Saved entries

— start —

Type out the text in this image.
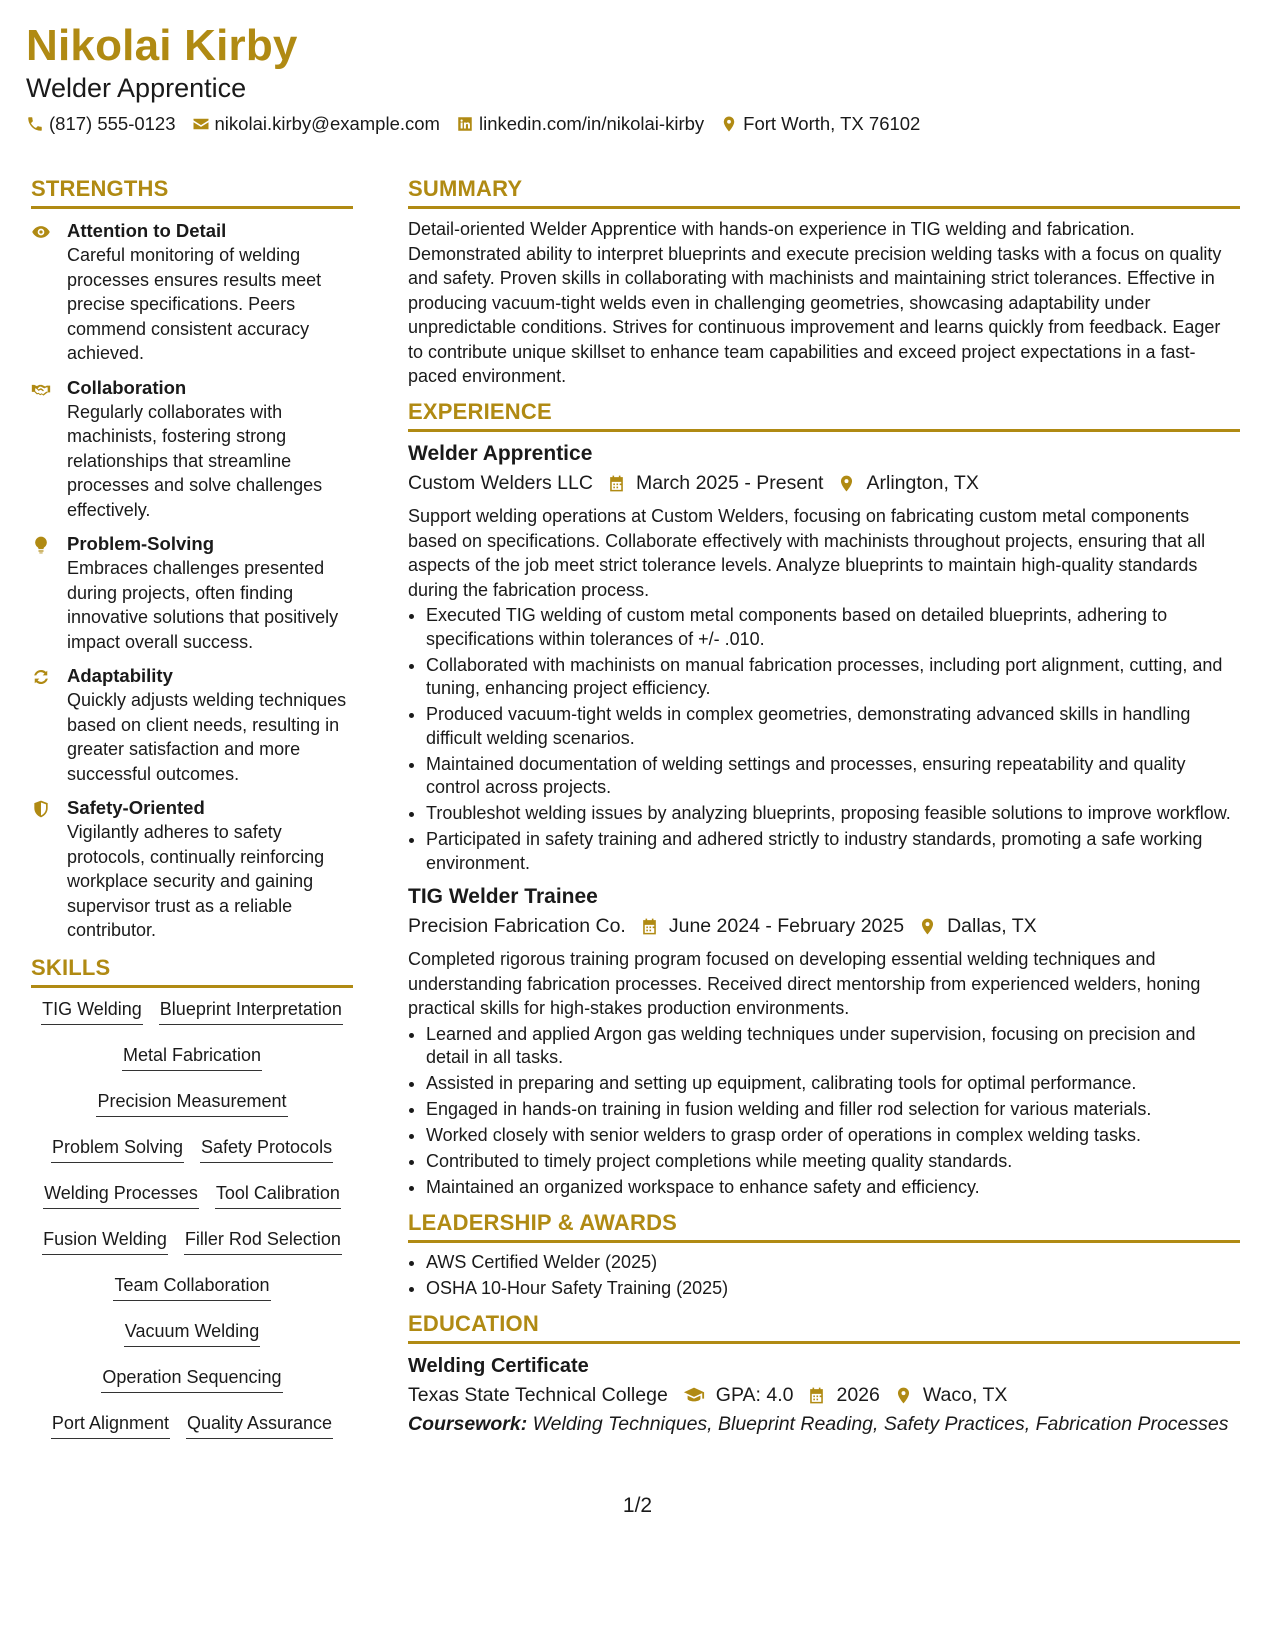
Nikolai Kirby
Welder Apprentice
(817) 555-0123 nikolai.kirby@example.com linkedin.com/in/nikolai-kirby Fort Worth, TX 76102
STRENGTHS
Attention to Detail
Careful monitoring of welding processes ensures results meet precise specifications. Peers commend consistent accuracy achieved.
Collaboration
Regularly collaborates with machinists, fostering strong relationships that streamline processes and solve challenges effectively.
Problem-Solving
Embraces challenges presented during projects, often finding innovative solutions that positively impact overall success.
Adaptability
Quickly adjusts welding techniques based on client needs, resulting in greater satisfaction and more successful outcomes.
Safety-Oriented
Vigilantly adheres to safety protocols, continually reinforcing workplace security and gaining supervisor trust as a reliable contributor.
SKILLS
TIG Welding Blueprint Interpretation
Metal Fabrication
Precision Measurement
Problem Solving Safety Protocols
Welding Processes Tool Calibration
Fusion Welding Filler Rod Selection
Team Collaboration
Vacuum Welding
Operation Sequencing
Port Alignment Quality Assurance
SUMMARY
Detail-oriented Welder Apprentice with hands-on experience in TIG welding and fabrication. Demonstrated ability to interpret blueprints and execute precision welding tasks with a focus on quality and safety. Proven skills in collaborating with machinists and maintaining strict tolerances. Effective in producing vacuum-tight welds even in challenging geometries, showcasing adaptability under unpredictable conditions. Strives for continuous improvement and learns quickly from feedback. Eager to contribute unique skillset to enhance team capabilities and exceed project expectations in a fast-paced environment.
EXPERIENCE
Welder Apprentice
Custom Welders LLC March 2025 - Present Arlington, TX
Support welding operations at Custom Welders, focusing on fabricating custom metal components based on specifications. Collaborate effectively with machinists throughout projects, ensuring that all aspects of the job meet strict tolerance levels. Analyze blueprints to maintain high-quality standards during the fabrication process.
• Executed TIG welding of custom metal components based on detailed blueprints, adhering to specifications within tolerances of +/- .010.
• Collaborated with machinists on manual fabrication processes, including port alignment, cutting, and tuning, enhancing project efficiency.
• Produced vacuum-tight welds in complex geometries, demonstrating advanced skills in handling difficult welding scenarios.
• Maintained documentation of welding settings and processes, ensuring repeatability and quality control across projects.
• Troubleshot welding issues by analyzing blueprints, proposing feasible solutions to improve workflow.
• Participated in safety training and adhered strictly to industry standards, promoting a safe working environment.
TIG Welder Trainee
Precision Fabrication Co. June 2024 - February 2025 Dallas, TX
Completed rigorous training program focused on developing essential welding techniques and understanding fabrication processes. Received direct mentorship from experienced welders, honing practical skills for high-stakes production environments.
• Learned and applied Argon gas welding techniques under supervision, focusing on precision and detail in all tasks.
• Assisted in preparing and setting up equipment, calibrating tools for optimal performance.
• Engaged in hands-on training in fusion welding and filler rod selection for various materials.
• Worked closely with senior welders to grasp order of operations in complex welding tasks.
• Contributed to timely project completions while meeting quality standards.
• Maintained an organized workspace to enhance safety and efficiency.
LEADERSHIP & AWARDS
• AWS Certified Welder (2025)
• OSHA 10-Hour Safety Training (2025)
EDUCATION
Welding Certificate
Texas State Technical College GPA: 4.0 2026 Waco, TX
Coursework: Welding Techniques, Blueprint Reading, Safety Practices, Fabrication Processes
1/2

— end —

Work to do = Which lines above contain the word "tight"? Copy each of them.

Task response =
Detail-oriented Welder Apprentice with hands-on experience in TIG welding and fabrication. Demonstrated ability to interpret blueprints and execute precision welding tasks with a focus on quality and safety. Proven skills in collaborating with machinists and maintaining strict tolerances. Effective in producing vacuum-tight welds even in challenging geometries, showcasing adaptability under unpredictable conditions. Strives for continuous improvement and learns quickly from feedback. Eager to contribute unique skillset to enhance team capabilities and exceed project expectations in a fast-paced environment.
• Produced vacuum-tight welds in complex geometries, demonstrating advanced skills in handling difficult welding scenarios.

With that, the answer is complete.